Instructions for the task
Compile every line that includes the word "days".

____ Records shown

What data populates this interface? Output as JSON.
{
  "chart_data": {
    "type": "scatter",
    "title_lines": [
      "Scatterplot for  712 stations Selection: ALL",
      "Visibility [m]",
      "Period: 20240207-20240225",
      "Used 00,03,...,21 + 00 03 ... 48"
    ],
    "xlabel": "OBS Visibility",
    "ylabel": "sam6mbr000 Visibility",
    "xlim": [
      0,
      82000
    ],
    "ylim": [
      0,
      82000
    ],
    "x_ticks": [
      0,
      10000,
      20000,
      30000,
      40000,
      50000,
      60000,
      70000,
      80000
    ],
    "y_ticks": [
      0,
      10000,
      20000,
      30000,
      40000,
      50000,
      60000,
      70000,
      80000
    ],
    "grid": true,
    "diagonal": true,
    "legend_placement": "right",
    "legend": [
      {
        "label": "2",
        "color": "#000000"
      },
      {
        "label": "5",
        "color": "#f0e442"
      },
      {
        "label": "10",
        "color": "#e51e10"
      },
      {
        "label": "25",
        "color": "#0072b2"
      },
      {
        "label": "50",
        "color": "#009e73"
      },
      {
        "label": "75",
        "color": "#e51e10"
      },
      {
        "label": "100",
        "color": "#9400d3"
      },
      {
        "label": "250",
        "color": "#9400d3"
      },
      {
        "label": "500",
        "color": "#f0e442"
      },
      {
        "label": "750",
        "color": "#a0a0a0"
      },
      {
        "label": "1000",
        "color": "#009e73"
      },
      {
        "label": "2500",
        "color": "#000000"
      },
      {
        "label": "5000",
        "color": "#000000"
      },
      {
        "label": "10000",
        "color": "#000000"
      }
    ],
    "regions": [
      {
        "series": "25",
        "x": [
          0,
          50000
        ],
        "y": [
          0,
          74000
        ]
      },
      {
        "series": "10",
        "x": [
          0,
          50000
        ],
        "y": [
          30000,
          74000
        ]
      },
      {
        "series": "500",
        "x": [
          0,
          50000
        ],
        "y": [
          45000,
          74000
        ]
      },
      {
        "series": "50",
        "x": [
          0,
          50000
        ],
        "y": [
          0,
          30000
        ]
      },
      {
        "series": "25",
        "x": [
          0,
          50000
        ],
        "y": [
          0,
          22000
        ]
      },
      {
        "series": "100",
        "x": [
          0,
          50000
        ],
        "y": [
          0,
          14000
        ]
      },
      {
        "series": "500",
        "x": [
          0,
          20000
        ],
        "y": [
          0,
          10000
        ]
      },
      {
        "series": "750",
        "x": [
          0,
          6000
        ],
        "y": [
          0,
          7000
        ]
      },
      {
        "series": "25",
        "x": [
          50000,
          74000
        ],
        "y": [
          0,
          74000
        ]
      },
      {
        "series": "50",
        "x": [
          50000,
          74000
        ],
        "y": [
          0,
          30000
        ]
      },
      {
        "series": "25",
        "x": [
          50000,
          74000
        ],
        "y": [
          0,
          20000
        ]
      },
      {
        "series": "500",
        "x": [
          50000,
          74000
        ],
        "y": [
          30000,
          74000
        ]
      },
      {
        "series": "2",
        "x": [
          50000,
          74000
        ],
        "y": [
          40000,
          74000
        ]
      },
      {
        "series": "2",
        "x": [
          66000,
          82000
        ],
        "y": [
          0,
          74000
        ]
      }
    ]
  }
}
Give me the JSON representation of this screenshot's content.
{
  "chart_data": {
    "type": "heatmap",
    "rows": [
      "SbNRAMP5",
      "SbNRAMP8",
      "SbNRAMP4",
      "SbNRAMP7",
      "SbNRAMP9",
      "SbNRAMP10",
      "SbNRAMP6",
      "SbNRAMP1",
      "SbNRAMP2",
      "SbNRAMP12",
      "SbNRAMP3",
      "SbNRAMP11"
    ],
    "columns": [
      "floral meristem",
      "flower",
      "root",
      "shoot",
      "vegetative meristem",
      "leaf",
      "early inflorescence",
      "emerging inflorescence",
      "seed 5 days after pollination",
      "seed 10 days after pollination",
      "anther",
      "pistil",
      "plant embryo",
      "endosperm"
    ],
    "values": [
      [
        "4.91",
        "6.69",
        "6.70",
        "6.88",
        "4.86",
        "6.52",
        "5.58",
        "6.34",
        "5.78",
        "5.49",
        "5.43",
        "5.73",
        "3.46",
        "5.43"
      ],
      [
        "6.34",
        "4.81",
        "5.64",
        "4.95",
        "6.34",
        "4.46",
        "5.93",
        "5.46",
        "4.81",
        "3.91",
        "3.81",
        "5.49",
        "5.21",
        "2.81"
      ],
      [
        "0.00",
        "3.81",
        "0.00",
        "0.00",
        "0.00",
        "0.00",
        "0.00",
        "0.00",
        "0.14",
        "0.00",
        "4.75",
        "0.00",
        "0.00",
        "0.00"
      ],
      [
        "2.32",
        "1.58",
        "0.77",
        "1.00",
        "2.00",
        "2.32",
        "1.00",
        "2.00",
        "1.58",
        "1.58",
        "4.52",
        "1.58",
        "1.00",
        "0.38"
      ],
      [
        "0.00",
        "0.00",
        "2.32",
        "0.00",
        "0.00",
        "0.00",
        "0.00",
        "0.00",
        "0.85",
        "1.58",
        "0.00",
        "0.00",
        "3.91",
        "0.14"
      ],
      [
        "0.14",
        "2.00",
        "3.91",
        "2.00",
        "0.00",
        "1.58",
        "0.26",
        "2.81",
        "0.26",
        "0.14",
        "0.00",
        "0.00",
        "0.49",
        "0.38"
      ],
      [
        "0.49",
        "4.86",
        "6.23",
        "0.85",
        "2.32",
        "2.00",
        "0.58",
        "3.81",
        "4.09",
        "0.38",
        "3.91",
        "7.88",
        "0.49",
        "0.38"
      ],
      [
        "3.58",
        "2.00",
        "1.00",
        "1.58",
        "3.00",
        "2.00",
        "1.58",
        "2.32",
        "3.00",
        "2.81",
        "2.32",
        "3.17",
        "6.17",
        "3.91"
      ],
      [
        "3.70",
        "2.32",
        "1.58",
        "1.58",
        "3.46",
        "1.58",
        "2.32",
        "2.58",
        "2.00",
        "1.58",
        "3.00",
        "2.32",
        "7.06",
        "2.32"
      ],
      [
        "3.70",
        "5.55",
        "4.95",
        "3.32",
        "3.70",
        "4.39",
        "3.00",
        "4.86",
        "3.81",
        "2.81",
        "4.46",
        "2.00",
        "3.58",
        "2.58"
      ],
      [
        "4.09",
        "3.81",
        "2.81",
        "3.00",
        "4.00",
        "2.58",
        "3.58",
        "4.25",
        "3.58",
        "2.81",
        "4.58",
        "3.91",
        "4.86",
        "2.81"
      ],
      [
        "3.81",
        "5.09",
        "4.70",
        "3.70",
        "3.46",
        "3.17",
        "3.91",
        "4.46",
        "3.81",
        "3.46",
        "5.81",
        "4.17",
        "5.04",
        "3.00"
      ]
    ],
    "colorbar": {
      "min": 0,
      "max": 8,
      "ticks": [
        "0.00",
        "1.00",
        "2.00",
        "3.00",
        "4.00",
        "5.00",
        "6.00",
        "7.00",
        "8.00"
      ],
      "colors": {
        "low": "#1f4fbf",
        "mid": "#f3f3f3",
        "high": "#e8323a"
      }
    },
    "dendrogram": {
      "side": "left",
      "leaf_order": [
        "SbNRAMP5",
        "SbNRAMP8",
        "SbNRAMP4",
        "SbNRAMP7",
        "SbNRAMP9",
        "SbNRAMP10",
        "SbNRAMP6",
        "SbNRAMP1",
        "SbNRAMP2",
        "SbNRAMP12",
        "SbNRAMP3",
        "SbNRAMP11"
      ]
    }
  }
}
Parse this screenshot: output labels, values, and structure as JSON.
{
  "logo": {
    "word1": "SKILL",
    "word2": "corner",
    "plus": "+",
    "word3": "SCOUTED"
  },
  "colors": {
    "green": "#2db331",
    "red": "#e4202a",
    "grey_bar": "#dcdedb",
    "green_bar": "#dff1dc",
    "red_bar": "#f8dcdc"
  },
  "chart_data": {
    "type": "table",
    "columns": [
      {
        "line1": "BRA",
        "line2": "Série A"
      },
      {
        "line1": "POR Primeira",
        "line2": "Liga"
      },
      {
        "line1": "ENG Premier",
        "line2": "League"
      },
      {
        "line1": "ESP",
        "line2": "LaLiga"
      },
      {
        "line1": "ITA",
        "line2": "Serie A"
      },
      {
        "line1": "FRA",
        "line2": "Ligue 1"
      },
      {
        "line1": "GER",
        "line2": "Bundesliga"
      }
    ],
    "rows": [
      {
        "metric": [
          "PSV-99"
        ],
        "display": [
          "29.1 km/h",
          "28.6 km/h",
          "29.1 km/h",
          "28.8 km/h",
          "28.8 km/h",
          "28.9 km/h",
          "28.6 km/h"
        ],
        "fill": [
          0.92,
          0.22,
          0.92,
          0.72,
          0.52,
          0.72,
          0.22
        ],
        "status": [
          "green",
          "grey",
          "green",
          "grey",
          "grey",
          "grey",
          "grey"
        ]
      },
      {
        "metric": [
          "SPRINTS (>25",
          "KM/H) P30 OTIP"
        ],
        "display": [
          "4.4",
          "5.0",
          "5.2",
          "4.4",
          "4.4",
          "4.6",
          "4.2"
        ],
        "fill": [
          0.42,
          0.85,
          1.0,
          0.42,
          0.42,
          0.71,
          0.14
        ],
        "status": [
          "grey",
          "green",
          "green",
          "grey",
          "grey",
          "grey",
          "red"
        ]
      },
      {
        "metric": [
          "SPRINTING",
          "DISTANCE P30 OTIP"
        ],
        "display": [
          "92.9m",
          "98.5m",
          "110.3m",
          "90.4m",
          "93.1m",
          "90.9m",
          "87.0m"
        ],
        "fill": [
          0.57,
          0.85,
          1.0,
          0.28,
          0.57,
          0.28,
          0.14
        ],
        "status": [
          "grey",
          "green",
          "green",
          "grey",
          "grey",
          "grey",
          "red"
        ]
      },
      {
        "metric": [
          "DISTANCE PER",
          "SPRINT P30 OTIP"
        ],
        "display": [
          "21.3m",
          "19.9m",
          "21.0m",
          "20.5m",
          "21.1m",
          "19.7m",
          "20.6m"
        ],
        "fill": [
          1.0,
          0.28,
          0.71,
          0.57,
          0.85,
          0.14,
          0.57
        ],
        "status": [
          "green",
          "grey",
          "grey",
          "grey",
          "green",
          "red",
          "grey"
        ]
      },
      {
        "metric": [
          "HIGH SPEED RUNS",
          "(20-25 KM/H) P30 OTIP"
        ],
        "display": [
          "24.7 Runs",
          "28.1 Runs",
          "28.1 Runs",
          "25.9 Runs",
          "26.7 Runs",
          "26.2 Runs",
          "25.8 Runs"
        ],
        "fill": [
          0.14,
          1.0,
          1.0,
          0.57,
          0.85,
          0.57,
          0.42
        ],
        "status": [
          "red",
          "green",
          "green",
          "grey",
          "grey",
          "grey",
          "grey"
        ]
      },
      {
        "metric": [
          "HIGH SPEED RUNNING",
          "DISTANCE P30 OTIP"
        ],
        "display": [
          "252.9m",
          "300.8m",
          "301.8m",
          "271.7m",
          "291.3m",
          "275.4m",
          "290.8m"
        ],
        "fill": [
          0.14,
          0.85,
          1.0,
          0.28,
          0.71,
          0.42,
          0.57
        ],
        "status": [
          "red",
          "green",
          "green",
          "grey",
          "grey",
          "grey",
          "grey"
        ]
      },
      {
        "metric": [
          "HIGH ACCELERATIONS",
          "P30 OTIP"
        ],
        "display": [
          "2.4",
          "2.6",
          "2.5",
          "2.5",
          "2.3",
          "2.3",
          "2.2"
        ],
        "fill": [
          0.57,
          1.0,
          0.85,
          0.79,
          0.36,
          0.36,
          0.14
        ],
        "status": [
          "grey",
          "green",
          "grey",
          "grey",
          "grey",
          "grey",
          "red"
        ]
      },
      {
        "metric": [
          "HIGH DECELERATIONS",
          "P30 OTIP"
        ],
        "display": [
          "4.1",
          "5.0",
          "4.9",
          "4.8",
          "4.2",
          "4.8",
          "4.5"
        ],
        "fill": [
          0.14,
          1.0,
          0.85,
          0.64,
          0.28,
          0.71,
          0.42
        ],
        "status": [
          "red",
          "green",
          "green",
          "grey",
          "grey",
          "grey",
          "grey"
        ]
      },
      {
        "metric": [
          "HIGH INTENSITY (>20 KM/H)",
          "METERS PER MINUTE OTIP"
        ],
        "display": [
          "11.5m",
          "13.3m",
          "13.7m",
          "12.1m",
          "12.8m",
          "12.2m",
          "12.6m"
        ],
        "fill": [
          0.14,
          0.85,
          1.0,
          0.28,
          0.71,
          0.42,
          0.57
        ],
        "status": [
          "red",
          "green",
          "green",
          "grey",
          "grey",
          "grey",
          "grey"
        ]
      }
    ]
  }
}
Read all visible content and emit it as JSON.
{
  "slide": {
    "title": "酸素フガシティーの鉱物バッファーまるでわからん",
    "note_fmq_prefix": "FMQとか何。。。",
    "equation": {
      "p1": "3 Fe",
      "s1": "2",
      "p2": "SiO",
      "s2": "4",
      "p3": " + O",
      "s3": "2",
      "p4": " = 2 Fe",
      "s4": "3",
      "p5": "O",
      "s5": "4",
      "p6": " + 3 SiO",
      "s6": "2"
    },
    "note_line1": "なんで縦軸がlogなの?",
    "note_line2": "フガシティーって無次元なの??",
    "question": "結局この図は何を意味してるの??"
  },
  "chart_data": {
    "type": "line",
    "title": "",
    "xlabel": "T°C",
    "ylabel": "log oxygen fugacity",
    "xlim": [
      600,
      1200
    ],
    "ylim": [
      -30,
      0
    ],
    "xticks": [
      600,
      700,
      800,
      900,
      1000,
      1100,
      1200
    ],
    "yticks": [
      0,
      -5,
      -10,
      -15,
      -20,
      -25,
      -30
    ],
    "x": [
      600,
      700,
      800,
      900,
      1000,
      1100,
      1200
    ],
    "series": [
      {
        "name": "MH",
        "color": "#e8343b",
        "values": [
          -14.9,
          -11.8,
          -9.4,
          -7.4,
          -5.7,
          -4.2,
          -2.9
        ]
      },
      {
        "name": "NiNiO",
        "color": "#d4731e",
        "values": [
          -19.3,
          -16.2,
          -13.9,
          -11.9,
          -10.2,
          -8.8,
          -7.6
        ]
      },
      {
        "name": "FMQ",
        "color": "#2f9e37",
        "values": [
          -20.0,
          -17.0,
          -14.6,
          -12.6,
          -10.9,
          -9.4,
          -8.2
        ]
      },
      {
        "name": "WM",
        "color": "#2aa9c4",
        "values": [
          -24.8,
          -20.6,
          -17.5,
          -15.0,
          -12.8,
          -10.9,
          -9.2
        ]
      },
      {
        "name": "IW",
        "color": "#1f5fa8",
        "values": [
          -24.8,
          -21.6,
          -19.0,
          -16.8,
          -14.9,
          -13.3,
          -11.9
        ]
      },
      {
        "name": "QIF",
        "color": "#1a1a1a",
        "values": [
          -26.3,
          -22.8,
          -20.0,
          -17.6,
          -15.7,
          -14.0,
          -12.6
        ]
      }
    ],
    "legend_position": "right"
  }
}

________

Task output
      "seed 5 days after pollination",
      "seed 10 days after pollination",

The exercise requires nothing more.